--- start Data provided ---
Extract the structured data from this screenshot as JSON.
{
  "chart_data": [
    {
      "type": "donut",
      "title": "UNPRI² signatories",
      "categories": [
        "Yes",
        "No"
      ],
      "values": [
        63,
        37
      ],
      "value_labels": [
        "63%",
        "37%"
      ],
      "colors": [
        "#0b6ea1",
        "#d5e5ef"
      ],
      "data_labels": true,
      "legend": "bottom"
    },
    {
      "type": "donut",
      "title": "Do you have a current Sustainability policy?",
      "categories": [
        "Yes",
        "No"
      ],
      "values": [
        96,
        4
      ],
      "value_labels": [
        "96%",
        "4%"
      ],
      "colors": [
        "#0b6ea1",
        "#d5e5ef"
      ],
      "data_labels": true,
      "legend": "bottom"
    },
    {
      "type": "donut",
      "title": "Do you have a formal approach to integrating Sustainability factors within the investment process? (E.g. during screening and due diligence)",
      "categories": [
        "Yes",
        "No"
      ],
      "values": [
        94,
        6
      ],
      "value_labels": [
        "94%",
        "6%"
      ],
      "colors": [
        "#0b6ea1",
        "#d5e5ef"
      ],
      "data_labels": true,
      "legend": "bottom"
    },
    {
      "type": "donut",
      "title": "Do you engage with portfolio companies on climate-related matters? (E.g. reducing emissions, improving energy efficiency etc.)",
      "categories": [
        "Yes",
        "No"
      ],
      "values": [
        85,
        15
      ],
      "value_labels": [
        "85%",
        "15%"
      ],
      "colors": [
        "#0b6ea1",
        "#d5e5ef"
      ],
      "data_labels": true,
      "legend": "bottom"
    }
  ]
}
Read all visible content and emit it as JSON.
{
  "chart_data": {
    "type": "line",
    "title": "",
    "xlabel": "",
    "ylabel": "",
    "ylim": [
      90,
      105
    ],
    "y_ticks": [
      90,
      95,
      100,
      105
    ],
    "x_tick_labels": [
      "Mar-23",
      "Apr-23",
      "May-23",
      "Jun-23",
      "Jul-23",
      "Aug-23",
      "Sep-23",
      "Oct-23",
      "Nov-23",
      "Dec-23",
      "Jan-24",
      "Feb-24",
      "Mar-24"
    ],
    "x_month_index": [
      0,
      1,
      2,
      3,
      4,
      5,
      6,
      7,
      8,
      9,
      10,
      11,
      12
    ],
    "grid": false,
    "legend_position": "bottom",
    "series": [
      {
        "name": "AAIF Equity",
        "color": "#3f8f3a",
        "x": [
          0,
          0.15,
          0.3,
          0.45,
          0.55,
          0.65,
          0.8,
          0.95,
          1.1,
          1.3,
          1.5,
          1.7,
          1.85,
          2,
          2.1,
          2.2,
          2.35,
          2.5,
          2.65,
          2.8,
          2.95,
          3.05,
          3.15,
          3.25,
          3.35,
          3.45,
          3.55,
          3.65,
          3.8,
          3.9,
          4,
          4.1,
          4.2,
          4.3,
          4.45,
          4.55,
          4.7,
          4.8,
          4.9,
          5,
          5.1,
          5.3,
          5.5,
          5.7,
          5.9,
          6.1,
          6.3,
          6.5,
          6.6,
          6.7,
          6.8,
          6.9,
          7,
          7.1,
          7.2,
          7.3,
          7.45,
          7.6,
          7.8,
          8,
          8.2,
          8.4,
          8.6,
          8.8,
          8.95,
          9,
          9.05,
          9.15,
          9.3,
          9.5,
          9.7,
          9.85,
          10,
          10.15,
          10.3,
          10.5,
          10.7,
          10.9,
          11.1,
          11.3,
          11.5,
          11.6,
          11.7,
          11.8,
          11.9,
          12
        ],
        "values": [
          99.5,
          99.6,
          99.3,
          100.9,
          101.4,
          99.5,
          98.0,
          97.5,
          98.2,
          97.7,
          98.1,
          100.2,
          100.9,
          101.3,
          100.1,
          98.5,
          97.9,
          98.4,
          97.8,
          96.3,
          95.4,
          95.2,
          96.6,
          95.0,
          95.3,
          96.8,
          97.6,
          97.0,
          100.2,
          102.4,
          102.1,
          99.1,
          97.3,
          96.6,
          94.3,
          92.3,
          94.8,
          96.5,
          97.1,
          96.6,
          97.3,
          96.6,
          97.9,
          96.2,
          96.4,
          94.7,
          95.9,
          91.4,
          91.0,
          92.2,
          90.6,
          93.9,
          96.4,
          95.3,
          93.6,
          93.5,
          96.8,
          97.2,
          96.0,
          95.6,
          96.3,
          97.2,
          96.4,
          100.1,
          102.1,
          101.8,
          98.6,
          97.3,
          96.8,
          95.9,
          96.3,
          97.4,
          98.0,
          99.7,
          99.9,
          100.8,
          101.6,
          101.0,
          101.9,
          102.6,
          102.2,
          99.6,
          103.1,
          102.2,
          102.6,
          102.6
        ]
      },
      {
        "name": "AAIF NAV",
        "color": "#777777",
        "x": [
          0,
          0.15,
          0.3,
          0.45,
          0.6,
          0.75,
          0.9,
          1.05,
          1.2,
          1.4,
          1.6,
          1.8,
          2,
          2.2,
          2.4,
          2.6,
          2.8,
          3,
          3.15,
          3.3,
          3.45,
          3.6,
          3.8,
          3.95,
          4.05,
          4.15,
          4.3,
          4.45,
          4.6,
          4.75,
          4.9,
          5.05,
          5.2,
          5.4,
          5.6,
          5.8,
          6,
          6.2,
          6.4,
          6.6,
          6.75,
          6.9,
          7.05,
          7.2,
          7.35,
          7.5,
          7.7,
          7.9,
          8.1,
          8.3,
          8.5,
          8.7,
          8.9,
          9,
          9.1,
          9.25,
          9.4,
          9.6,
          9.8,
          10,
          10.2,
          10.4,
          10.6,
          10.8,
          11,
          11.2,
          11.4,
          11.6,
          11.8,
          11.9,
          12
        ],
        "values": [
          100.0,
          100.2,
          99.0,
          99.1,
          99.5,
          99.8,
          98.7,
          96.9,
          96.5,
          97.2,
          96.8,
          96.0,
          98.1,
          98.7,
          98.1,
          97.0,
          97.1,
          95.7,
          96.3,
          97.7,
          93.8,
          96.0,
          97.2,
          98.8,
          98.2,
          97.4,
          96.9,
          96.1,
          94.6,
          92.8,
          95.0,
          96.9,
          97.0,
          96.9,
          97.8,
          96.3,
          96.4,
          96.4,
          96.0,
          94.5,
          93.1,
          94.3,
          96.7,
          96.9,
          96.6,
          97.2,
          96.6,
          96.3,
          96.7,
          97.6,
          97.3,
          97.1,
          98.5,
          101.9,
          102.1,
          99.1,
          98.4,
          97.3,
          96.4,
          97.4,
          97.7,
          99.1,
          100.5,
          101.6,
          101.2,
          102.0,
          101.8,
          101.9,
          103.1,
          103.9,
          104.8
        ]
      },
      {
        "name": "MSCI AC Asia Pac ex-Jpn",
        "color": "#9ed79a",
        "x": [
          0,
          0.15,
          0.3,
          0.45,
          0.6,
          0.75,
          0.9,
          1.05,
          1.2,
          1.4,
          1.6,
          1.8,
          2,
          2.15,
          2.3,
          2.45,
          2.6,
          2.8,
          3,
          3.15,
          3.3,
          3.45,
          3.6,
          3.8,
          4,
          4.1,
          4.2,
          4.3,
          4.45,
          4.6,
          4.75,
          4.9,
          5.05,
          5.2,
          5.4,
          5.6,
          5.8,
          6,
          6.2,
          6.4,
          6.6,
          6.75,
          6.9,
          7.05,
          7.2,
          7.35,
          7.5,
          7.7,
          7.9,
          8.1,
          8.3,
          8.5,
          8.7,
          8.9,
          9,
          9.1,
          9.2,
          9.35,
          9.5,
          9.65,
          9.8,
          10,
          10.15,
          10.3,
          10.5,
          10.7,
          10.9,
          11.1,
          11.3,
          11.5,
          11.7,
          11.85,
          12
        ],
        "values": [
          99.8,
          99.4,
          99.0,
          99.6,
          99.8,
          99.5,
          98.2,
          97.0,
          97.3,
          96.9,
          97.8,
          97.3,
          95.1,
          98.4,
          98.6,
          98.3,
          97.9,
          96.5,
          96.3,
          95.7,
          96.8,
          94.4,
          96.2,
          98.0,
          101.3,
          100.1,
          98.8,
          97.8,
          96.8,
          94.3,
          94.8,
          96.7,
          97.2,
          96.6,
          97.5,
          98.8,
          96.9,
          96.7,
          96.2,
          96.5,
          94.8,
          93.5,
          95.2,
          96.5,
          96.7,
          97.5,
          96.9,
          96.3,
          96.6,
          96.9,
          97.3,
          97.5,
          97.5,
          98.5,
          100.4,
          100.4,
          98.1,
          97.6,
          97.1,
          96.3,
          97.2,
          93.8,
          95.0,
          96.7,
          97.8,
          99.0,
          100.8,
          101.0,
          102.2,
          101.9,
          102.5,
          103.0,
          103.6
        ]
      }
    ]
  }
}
--- end Data provided ---
[Short problem]:
Search the data for "name". Copy every matching line.

[Completed exercise]:
        "name": "AAIF Equity",
        "name": "AAIF NAV",
        "name": "MSCI AC Asia Pac ex-Jpn",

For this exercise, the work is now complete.